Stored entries
******************************
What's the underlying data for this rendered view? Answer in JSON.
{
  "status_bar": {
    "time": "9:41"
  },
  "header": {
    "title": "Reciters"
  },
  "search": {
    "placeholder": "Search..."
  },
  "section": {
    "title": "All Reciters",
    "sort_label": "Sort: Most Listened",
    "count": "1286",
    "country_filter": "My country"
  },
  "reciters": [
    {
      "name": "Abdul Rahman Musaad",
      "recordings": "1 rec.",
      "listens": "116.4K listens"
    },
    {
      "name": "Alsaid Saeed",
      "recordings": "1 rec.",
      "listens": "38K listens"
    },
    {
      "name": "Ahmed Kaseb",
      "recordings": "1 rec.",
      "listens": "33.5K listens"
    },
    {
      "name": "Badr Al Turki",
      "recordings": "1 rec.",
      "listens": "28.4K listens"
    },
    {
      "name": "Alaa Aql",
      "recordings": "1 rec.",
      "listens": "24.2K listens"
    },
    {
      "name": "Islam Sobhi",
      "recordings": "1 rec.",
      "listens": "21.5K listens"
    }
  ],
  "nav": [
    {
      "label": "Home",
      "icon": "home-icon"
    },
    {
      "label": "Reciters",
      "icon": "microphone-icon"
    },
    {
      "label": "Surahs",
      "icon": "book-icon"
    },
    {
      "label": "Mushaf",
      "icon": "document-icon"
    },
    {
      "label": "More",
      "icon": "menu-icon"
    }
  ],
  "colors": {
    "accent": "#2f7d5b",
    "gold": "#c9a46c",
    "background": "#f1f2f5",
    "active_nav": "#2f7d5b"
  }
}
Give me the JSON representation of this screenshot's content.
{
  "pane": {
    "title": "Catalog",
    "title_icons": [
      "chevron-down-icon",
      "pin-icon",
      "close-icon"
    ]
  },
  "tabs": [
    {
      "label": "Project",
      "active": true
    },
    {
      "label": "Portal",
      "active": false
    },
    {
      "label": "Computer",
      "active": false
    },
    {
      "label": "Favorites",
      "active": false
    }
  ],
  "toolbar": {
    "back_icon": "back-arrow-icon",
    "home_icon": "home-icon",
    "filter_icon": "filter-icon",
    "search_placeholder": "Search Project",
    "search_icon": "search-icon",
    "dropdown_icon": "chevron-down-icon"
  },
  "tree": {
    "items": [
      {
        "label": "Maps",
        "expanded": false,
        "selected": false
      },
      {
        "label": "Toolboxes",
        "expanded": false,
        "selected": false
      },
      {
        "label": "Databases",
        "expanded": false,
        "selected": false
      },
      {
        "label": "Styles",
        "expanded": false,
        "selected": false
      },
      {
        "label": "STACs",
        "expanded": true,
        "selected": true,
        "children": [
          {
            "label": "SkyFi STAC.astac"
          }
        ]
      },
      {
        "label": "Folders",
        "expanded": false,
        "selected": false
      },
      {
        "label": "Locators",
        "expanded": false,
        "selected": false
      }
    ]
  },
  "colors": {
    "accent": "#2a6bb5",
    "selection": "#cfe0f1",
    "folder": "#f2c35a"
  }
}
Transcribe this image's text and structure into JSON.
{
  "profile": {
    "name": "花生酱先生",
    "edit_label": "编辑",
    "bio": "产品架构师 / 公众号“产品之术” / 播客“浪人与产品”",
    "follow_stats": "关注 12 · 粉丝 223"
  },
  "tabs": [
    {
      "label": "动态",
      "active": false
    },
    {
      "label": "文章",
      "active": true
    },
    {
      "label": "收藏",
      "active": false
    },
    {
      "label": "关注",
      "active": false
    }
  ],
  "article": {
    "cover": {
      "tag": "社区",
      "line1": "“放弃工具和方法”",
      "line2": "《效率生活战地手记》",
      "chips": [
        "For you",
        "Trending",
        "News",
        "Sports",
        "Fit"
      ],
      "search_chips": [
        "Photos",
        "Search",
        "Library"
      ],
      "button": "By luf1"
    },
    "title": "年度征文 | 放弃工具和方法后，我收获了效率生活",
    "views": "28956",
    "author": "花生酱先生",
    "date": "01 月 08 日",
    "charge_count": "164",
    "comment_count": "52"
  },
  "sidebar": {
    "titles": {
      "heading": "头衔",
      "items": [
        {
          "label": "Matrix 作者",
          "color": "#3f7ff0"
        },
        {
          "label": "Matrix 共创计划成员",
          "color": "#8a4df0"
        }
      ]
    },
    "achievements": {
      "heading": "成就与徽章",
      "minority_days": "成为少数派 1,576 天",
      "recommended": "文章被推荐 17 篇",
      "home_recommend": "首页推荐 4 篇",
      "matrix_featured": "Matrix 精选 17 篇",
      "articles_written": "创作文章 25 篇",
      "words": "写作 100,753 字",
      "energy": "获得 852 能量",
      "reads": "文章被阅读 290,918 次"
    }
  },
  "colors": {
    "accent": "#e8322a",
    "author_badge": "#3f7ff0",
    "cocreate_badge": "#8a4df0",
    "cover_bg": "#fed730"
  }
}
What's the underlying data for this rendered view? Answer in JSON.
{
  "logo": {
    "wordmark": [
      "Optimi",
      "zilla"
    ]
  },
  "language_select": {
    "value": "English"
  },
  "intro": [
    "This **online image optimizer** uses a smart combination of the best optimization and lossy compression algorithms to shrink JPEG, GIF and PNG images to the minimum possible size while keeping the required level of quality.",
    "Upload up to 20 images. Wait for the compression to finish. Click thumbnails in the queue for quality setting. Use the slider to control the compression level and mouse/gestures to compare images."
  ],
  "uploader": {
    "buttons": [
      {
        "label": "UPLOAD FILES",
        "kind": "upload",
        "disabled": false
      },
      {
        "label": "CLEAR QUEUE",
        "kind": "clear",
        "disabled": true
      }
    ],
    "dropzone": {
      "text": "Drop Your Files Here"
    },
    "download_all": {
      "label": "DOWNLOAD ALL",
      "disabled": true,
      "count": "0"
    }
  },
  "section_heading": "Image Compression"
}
******************************
WHAT TO PRODUCE: Copy all the entries verbatim.

RESPONSE:
What's the underlying data for this rendered view? Answer in JSON.
{
  "status_bar": {
    "time": "9:41"
  },
  "header": {
    "title": "Reciters"
  },
  "search": {
    "placeholder": "Search..."
  },
  "section": {
    "title": "All Reciters",
    "sort_label": "Sort: Most Listened",
    "count": "1286",
    "country_filter": "My country"
  },
  "reciters": [
    {
      "name": "Abdul Rahman Musaad",
      "recordings": "1 rec.",
      "listens": "116.4K listens"
    },
    {
      "name": "Alsaid Saeed",
      "recordings": "1 rec.",
      "listens": "38K listens"
    },
    {
      "name": "Ahmed Kaseb",
      "recordings": "1 rec.",
      "listens": "33.5K listens"
    },
    {
      "name": "Badr Al Turki",
      "recordings": "1 rec.",
      "listens": "28.4K listens"
    },
    {
      "name": "Alaa Aql",
      "recordings": "1 rec.",
      "listens": "24.2K listens"
    },
    {
      "name": "Islam Sobhi",
      "recordings": "1 rec.",
      "listens": "21.5K listens"
    }
  ],
  "nav": [
    {
      "label": "Home",
      "icon": "home-icon"
    },
    {
      "label": "Reciters",
      "icon": "microphone-icon"
    },
    {
      "label": "Surahs",
      "icon": "book-icon"
    },
    {
      "label": "Mushaf",
      "icon": "document-icon"
    },
    {
      "label": "More",
      "icon": "menu-icon"
    }
  ],
  "colors": {
    "accent": "#2f7d5b",
    "gold": "#c9a46c",
    "background": "#f1f2f5",
    "active_nav": "#2f7d5b"
  }
}
Give me the JSON representation of this screenshot's content.
{
  "pane": {
    "title": "Catalog",
    "title_icons": [
      "chevron-down-icon",
      "pin-icon",
      "close-icon"
    ]
  },
  "tabs": [
    {
      "label": "Project",
      "active": true
    },
    {
      "label": "Portal",
      "active": false
    },
    {
      "label": "Computer",
      "active": false
    },
    {
      "label": "Favorites",
      "active": false
    }
  ],
  "toolbar": {
    "back_icon": "back-arrow-icon",
    "home_icon": "home-icon",
    "filter_icon": "filter-icon",
    "search_placeholder": "Search Project",
    "search_icon": "search-icon",
    "dropdown_icon": "chevron-down-icon"
  },
  "tree": {
    "items": [
      {
        "label": "Maps",
        "expanded": false,
        "selected": false
      },
      {
        "label": "Toolboxes",
        "expanded": false,
        "selected": false
      },
      {
        "label": "Databases",
        "expanded": false,
        "selected": false
      },
      {
        "label": "Styles",
        "expanded": false,
        "selected": false
      },
      {
        "label": "STACs",
        "expanded": true,
        "selected": true,
        "children": [
          {
            "label": "SkyFi STAC.astac"
          }
        ]
      },
      {
        "label": "Folders",
        "expanded": false,
        "selected": false
      },
      {
        "label": "Locators",
        "expanded": false,
        "selected": false
      }
    ]
  },
  "colors": {
    "accent": "#2a6bb5",
    "selection": "#cfe0f1",
    "folder": "#f2c35a"
  }
}
Transcribe this image's text and structure into JSON.
{
  "profile": {
    "name": "花生酱先生",
    "edit_label": "编辑",
    "bio": "产品架构师 / 公众号“产品之术” / 播客“浪人与产品”",
    "follow_stats": "关注 12 · 粉丝 223"
  },
  "tabs": [
    {
      "label": "动态",
      "active": false
    },
    {
      "label": "文章",
      "active": true
    },
    {
      "label": "收藏",
      "active": false
    },
    {
      "label": "关注",
      "active": false
    }
  ],
  "article": {
    "cover": {
      "tag": "社区",
      "line1": "“放弃工具和方法”",
      "line2": "《效率生活战地手记》",
      "chips": [
        "For you",
        "Trending",
        "News",
        "Sports",
        "Fit"
      ],
      "search_chips": [
        "Photos",
        "Search",
        "Library"
      ],
      "button": "By luf1"
    },
    "title": "年度征文 | 放弃工具和方法后，我收获了效率生活",
    "views": "28956",
    "author": "花生酱先生",
    "date": "01 月 08 日",
    "charge_count": "164",
    "comment_count": "52"
  },
  "sidebar": {
    "titles": {
      "heading": "头衔",
      "items": [
        {
          "label": "Matrix 作者",
          "color": "#3f7ff0"
        },
        {
          "label": "Matrix 共创计划成员",
          "color": "#8a4df0"
        }
      ]
    },
    "achievements": {
      "heading": "成就与徽章",
      "minority_days": "成为少数派 1,576 天",
      "recommended": "文章被推荐 17 篇",
      "home_recommend": "首页推荐 4 篇",
      "matrix_featured": "Matrix 精选 17 篇",
      "articles_written": "创作文章 25 篇",
      "words": "写作 100,753 字",
      "energy": "获得 852 能量",
      "reads": "文章被阅读 290,918 次"
    }
  },
  "colors": {
    "accent": "#e8322a",
    "author_badge": "#3f7ff0",
    "cocreate_badge": "#8a4df0",
    "cover_bg": "#fed730"
  }
}
What's the underlying data for this rendered view? Answer in JSON.
{
  "logo": {
    "wordmark": [
      "Optimi",
      "zilla"
    ]
  },
  "language_select": {
    "value": "English"
  },
  "intro": [
    "This **online image optimizer** uses a smart combination of the best optimization and lossy compression algorithms to shrink JPEG, GIF and PNG images to the minimum possible size while keeping the required level of quality.",
    "Upload up to 20 images. Wait for the compression to finish. Click thumbnails in the queue for quality setting. Use the slider to control the compression level and mouse/gestures to compare images."
  ],
  "uploader": {
    "buttons": [
      {
        "label": "UPLOAD FILES",
        "kind": "upload",
        "disabled": false
      },
      {
        "label": "CLEAR QUEUE",
        "kind": "clear",
        "disabled": true
      }
    ],
    "dropzone": {
      "text": "Drop Your Files Here"
    },
    "download_all": {
      "label": "DOWNLOAD ALL",
      "disabled": true,
      "count": "0"
    }
  },
  "section_heading": "Image Compression"
}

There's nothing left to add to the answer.